▶ [DATA]:
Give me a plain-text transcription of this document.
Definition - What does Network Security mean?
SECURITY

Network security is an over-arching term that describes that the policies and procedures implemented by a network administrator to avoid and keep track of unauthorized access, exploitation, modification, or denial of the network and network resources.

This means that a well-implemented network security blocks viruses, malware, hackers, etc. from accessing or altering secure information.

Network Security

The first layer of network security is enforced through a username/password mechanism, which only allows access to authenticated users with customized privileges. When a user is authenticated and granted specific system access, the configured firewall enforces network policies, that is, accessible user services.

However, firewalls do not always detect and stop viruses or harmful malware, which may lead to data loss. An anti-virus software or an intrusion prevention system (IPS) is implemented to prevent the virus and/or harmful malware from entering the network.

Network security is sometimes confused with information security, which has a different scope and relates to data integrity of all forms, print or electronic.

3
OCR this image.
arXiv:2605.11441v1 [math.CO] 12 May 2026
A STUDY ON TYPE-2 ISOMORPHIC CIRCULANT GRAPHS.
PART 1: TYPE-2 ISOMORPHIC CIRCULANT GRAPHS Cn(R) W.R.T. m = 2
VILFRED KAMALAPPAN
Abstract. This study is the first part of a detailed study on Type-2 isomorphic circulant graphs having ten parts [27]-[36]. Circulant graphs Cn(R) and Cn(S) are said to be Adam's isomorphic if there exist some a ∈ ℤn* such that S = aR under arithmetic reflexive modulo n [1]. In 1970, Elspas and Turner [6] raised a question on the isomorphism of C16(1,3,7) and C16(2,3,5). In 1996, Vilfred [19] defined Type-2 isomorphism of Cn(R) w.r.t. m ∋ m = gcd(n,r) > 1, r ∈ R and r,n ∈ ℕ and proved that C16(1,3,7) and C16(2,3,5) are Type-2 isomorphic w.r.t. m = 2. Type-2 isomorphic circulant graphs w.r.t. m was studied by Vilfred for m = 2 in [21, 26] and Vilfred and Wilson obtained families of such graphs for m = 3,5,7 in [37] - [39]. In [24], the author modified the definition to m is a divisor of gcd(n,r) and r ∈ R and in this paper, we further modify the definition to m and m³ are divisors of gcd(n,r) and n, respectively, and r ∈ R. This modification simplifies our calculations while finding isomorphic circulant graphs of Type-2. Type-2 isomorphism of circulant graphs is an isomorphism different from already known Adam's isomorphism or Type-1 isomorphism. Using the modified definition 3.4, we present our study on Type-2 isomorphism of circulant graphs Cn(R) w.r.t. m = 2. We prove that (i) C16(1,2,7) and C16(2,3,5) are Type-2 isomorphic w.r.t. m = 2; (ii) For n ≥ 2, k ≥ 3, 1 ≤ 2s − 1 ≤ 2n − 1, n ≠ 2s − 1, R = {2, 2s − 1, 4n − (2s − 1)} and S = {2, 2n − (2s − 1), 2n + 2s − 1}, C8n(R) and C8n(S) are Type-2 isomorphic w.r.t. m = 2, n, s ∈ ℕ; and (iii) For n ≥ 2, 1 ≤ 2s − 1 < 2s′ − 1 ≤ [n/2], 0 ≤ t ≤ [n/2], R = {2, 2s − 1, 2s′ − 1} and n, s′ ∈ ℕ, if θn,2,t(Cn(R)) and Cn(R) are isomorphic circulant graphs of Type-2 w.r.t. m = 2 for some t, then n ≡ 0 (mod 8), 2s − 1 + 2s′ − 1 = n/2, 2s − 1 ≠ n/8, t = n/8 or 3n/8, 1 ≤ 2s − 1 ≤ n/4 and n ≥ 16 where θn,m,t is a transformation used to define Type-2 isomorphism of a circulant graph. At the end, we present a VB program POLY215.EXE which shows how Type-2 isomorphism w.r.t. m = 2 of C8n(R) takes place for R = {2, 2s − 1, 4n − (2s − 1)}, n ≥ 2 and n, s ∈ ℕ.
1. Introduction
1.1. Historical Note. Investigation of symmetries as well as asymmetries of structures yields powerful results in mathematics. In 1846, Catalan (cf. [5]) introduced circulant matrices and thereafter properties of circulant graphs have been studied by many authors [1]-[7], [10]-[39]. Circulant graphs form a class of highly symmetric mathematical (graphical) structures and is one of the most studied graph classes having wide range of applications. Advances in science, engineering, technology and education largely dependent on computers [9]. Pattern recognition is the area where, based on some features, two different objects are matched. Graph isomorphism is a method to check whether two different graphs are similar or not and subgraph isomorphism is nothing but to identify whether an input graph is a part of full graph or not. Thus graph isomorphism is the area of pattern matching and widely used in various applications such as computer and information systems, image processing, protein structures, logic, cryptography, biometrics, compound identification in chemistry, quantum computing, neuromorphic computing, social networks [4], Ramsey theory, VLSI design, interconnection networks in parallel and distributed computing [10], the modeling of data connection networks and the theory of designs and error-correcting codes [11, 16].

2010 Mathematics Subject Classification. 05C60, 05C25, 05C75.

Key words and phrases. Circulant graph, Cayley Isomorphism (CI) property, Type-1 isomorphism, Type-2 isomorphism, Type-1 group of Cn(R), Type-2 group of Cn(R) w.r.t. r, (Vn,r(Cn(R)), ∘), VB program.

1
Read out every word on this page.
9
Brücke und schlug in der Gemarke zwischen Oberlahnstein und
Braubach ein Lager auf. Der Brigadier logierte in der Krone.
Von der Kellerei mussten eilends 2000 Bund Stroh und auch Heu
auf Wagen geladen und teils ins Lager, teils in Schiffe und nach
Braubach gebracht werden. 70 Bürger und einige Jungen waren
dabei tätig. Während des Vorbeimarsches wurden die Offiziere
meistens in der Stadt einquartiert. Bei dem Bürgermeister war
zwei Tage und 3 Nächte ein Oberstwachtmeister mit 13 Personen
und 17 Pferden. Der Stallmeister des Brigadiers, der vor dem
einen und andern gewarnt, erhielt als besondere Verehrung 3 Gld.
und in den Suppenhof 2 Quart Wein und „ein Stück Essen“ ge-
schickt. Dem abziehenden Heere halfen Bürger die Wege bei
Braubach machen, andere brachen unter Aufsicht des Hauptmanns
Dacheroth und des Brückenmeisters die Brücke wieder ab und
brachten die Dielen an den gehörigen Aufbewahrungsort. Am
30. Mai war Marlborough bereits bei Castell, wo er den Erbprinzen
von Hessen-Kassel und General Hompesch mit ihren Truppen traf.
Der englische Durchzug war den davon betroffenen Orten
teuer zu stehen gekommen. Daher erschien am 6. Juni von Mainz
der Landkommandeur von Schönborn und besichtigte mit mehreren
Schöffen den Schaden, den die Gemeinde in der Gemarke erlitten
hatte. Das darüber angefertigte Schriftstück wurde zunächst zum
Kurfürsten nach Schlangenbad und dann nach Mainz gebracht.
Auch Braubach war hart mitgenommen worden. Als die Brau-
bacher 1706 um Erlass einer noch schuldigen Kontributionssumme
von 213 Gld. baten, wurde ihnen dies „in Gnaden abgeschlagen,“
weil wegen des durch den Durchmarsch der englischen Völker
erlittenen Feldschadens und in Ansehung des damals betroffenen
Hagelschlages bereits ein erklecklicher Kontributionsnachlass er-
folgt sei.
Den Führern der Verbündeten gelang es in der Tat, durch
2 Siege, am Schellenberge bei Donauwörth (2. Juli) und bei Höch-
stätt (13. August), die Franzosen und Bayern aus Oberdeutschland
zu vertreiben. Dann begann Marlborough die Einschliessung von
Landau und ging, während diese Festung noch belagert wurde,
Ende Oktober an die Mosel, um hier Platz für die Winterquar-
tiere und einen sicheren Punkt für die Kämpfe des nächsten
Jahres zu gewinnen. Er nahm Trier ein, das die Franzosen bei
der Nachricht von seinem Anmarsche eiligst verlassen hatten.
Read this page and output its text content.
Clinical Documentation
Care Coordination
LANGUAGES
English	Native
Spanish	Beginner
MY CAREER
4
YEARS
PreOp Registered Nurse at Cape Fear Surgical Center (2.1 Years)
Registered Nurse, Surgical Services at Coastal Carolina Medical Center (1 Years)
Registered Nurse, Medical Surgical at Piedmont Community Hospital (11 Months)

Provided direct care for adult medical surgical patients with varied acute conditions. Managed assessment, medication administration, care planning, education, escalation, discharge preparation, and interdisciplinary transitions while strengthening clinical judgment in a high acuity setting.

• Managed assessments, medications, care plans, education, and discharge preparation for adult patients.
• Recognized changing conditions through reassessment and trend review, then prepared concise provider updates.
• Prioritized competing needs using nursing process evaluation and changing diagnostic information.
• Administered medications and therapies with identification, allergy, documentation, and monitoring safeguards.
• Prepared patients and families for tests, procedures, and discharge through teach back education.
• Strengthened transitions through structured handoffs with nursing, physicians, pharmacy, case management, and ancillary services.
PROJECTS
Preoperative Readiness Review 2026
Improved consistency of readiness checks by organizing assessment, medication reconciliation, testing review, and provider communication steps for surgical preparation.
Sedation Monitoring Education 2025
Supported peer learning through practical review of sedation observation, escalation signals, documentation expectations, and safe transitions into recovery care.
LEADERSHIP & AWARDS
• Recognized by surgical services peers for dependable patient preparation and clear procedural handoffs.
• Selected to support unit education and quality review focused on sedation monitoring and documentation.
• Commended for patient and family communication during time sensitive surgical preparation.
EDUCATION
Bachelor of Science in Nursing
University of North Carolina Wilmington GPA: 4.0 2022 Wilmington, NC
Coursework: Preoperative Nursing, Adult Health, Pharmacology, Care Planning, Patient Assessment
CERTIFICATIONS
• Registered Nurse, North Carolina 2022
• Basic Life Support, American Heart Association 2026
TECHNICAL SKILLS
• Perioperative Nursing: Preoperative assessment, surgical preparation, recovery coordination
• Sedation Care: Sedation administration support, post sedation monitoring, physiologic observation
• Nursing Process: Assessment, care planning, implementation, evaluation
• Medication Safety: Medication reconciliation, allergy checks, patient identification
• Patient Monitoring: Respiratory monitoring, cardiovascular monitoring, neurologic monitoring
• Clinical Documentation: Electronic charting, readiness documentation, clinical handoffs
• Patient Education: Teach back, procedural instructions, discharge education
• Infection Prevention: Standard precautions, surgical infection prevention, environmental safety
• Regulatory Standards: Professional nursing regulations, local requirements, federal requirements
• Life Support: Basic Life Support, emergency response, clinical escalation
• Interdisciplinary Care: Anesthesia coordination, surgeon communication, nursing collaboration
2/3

▶ [AIM OF THE EXERCISE]: Considering the entries above, how many lines contain "Brücke"? Give that number with nothing else.

▶ [EXERCISE RESPONSE]: 2